*AIM OF THE TASK*:
Pull every "plot" line out of the data below.

BEGIN DATA SHOWN

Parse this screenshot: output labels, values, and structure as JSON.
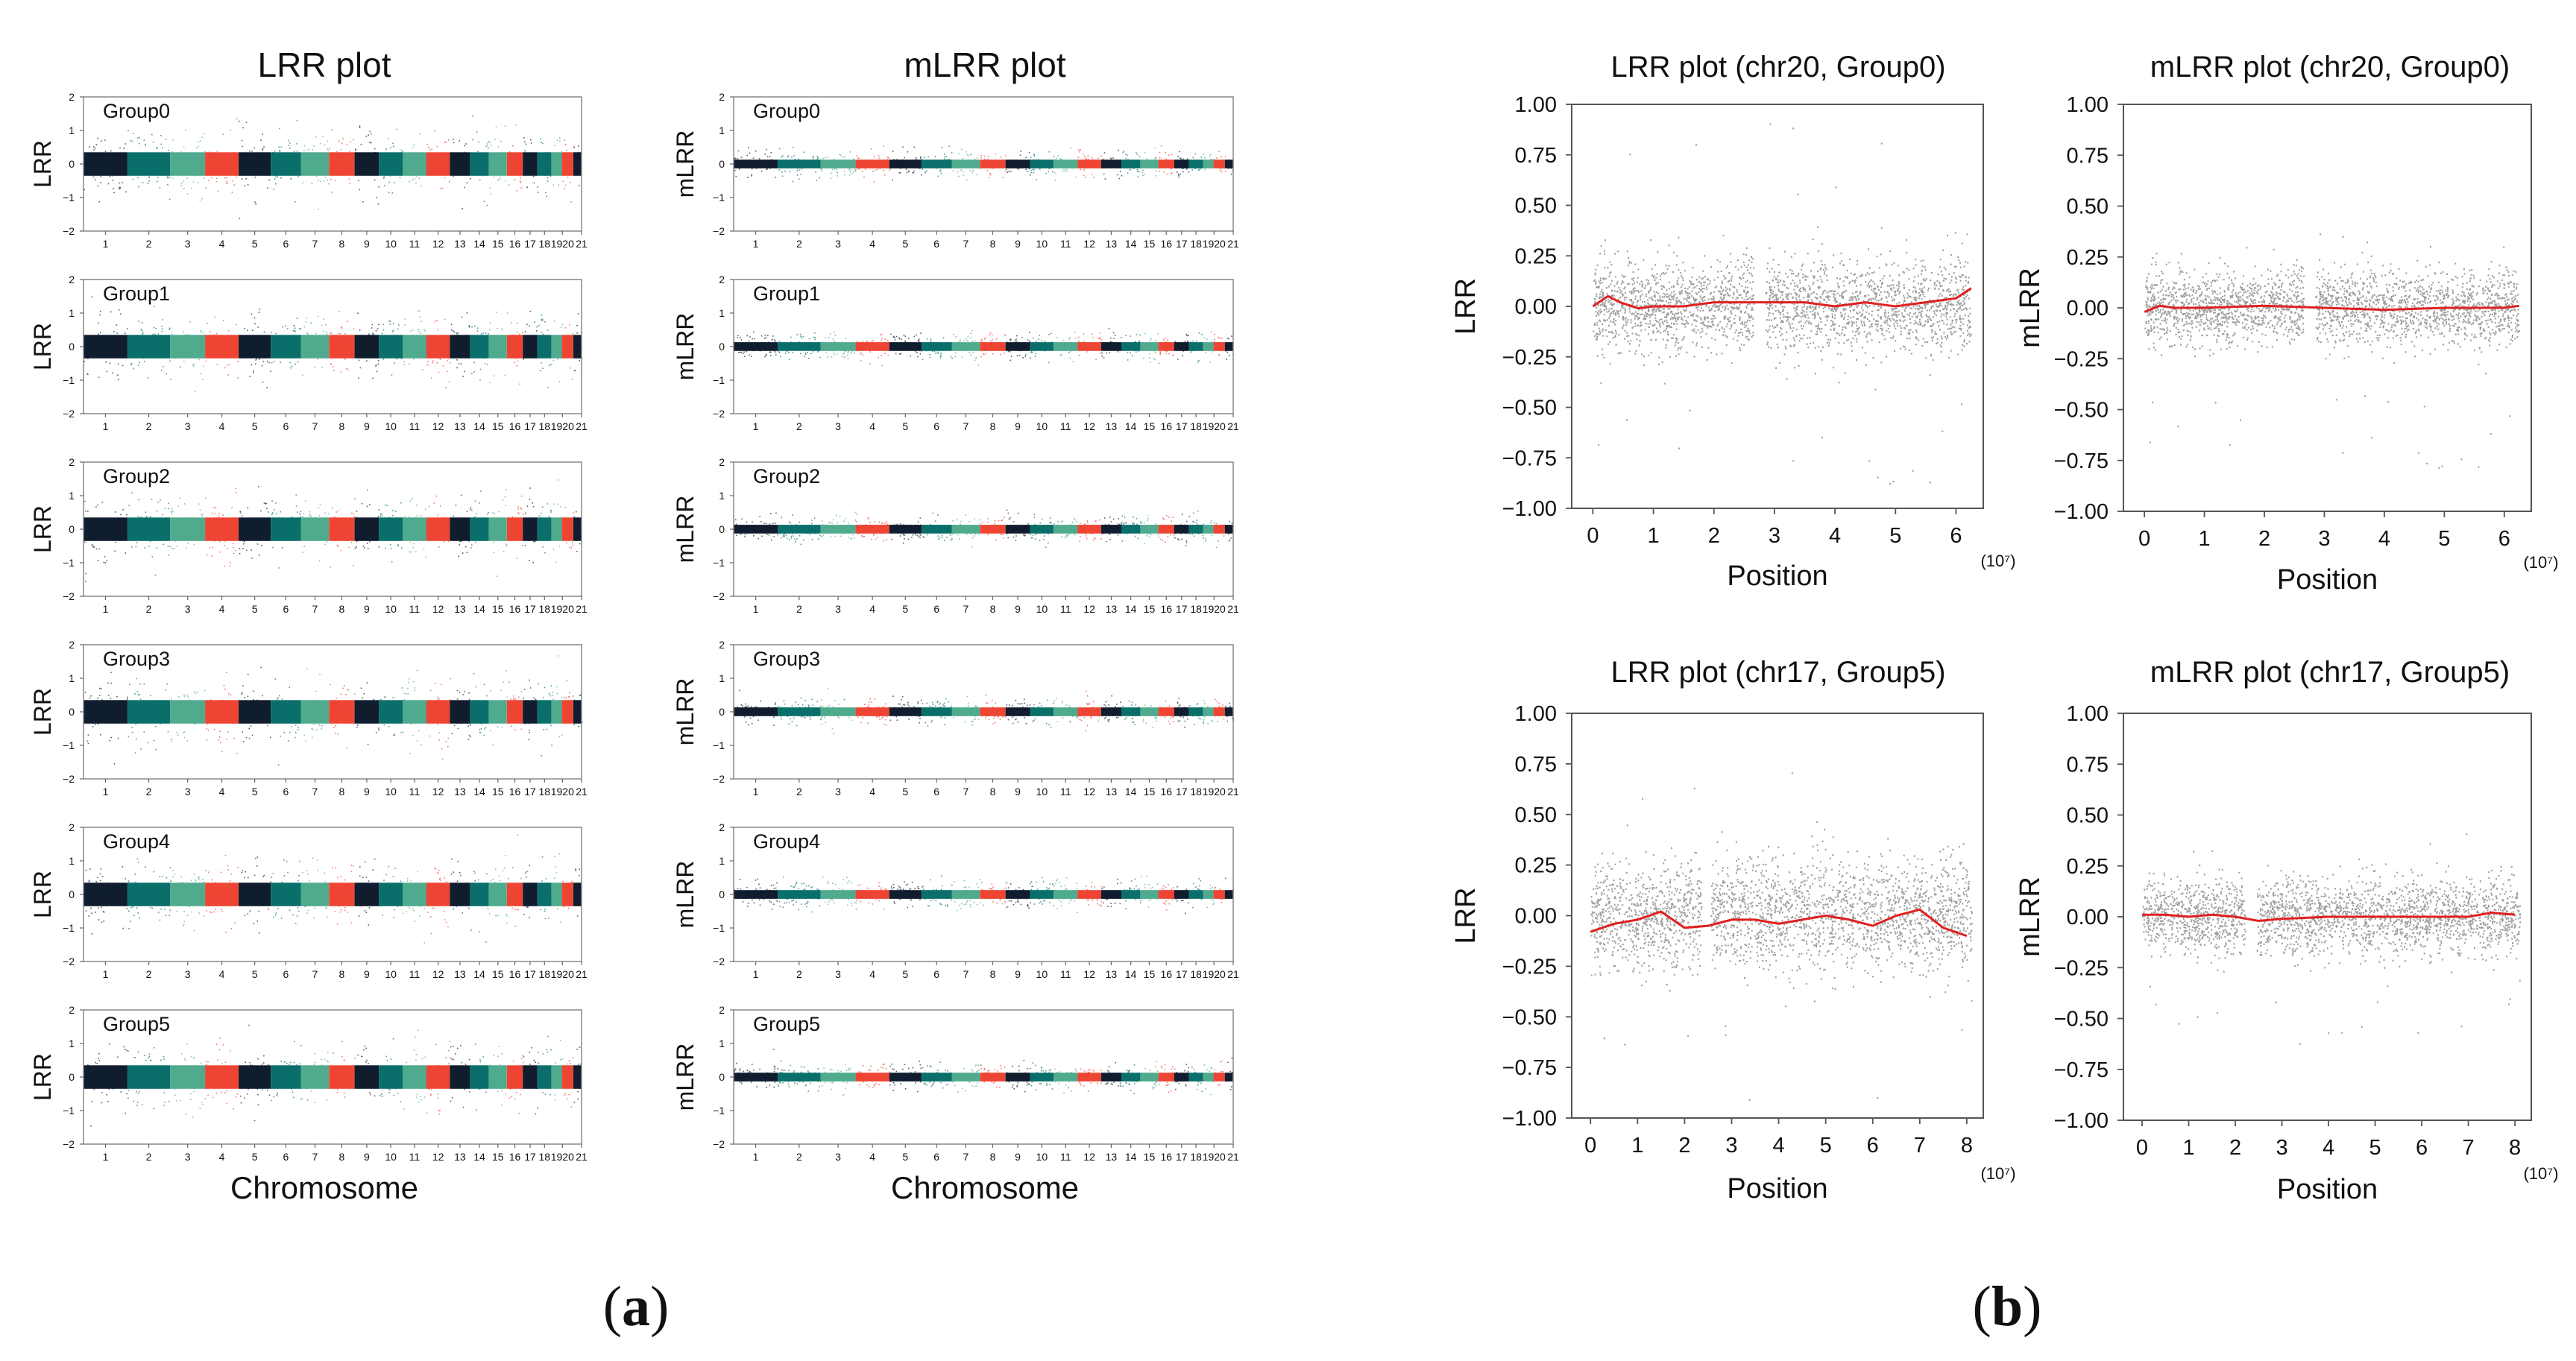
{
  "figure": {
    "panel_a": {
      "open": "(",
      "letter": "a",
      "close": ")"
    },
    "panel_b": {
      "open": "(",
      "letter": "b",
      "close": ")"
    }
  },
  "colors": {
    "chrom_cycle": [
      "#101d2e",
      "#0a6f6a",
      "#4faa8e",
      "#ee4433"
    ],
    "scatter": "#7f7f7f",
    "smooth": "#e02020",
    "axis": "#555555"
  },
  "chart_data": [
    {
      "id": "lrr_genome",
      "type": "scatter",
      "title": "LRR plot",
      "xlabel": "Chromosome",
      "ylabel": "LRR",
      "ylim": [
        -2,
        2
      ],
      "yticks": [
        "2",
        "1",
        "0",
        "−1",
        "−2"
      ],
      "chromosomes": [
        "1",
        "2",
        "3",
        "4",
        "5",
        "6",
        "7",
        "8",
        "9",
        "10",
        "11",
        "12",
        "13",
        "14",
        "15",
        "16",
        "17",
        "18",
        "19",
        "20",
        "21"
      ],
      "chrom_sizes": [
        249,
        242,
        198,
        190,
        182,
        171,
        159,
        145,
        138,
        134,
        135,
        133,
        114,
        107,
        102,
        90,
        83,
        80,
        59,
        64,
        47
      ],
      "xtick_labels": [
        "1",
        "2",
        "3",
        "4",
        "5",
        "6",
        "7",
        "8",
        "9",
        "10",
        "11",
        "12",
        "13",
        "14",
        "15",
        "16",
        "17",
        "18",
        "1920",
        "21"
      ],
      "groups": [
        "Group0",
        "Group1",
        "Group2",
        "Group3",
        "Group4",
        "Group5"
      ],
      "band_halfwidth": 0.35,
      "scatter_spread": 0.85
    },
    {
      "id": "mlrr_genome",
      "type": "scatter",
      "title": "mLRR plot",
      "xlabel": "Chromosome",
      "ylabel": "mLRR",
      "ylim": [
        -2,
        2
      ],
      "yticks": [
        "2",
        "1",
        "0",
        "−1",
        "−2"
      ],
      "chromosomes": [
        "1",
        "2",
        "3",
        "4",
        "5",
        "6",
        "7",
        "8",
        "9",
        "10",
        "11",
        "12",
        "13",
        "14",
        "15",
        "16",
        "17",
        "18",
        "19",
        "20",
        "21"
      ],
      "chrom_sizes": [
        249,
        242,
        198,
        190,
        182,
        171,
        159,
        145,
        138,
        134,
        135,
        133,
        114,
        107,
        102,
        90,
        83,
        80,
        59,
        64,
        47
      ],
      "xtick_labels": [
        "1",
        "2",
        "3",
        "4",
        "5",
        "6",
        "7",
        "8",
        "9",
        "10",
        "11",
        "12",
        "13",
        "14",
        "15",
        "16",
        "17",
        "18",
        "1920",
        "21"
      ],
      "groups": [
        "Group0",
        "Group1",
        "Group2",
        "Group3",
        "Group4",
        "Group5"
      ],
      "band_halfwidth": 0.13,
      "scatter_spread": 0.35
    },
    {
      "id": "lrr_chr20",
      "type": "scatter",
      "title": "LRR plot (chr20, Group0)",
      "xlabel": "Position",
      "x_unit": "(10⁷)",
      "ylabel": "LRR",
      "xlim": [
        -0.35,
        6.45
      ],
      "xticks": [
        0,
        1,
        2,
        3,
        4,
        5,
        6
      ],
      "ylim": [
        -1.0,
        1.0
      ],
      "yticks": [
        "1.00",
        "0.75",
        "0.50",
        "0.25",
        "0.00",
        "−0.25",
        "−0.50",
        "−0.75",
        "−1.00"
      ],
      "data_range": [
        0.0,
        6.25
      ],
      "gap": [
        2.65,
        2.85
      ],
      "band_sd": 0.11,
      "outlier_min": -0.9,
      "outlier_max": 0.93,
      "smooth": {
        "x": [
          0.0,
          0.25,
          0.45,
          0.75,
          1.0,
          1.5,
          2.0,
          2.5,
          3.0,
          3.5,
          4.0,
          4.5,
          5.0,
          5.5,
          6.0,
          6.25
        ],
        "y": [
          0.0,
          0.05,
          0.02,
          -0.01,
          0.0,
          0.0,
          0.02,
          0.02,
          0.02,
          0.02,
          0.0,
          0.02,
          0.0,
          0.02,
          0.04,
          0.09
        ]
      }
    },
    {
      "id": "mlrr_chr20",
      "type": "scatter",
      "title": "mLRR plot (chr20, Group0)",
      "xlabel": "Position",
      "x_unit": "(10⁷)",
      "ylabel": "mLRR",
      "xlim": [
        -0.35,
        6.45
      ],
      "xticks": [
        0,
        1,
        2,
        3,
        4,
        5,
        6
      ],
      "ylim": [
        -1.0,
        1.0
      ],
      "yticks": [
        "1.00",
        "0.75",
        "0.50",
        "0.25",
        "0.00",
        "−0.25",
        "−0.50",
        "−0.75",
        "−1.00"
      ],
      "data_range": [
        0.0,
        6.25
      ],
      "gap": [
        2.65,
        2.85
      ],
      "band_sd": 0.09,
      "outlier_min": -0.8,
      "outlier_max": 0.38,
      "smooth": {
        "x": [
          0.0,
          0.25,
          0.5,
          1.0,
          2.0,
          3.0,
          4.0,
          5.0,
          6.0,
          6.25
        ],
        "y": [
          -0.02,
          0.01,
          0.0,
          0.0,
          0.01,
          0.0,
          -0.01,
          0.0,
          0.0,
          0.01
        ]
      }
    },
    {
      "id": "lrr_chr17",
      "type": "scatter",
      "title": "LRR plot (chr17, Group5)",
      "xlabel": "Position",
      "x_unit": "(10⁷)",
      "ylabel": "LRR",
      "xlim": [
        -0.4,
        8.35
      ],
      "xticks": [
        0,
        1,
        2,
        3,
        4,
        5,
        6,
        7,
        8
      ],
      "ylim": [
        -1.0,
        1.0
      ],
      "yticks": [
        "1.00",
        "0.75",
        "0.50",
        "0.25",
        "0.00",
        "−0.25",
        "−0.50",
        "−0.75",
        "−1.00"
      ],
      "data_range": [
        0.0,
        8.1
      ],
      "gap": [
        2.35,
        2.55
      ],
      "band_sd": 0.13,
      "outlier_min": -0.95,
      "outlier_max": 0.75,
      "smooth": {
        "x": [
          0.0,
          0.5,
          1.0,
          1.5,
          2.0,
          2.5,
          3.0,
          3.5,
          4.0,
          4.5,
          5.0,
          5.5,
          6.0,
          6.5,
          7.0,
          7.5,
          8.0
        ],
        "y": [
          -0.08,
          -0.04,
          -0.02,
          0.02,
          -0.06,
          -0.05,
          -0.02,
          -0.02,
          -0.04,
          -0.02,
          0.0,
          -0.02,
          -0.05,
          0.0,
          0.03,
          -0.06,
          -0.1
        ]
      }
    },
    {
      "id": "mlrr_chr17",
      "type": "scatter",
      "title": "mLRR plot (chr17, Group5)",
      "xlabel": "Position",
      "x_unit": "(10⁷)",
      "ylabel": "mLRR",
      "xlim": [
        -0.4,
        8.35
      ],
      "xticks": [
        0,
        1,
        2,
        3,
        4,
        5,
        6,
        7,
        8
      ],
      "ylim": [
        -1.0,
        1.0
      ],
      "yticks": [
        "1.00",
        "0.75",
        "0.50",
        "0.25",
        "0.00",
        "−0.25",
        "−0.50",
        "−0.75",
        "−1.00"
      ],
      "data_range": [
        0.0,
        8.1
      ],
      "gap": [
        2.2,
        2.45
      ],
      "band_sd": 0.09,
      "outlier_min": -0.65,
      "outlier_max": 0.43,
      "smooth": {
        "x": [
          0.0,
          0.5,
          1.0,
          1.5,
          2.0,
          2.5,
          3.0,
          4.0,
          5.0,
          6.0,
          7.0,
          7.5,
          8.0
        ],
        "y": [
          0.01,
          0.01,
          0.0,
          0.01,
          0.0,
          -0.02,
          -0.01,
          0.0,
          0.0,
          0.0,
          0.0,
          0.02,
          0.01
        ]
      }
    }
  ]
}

END DATA SHOWN

*EXERCISE SOLUTION*:
      "title": "LRR plot",
      "title": "mLRR plot",
      "title": "LRR plot (chr20, Group0)",
      "title": "mLRR plot (chr20, Group0)",
      "title": "LRR plot (chr17, Group5)",
      "title": "mLRR plot (chr17, Group5)",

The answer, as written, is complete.